- _Task goal_:
Copy the records below word for word, from the first line through the line containing "detail-row-type: Type BOOLEAN".
### Record set ###
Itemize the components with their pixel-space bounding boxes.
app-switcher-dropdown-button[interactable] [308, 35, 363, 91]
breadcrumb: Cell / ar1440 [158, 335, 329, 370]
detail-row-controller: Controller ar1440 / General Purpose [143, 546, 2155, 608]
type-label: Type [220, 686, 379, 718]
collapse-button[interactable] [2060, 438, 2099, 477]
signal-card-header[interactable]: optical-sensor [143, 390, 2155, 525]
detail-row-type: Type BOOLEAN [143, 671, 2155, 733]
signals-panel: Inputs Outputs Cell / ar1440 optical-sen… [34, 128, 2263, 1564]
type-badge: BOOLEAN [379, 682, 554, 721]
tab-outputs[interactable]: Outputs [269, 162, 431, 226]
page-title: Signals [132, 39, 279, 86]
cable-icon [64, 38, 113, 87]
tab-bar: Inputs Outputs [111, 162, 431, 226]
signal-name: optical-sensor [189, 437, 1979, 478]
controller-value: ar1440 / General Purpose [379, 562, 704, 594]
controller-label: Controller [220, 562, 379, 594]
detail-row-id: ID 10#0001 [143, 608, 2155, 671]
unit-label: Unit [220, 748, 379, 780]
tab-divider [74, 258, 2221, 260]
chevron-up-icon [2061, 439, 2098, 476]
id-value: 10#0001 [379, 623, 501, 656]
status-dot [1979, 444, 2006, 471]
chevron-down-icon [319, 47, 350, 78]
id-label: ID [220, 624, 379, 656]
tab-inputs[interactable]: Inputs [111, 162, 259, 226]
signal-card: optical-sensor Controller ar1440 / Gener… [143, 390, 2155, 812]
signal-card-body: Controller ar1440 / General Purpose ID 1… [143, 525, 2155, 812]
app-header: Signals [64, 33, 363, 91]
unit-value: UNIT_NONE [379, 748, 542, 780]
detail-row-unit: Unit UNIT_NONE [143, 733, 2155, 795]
###
- _Expected output_:
Itemize the components with their pixel-space bounding boxes.
app-switcher-dropdown-button[interactable] [308, 35, 363, 91]
breadcrumb: Cell / ar1440 [158, 335, 329, 370]
detail-row-controller: Controller ar1440 / General Purpose [143, 546, 2155, 608]
type-label: Type [220, 686, 379, 718]
collapse-button[interactable] [2060, 438, 2099, 477]
signal-card-header[interactable]: optical-sensor [143, 390, 2155, 525]
detail-row-type: Type BOOLEAN [143, 671, 2155, 733]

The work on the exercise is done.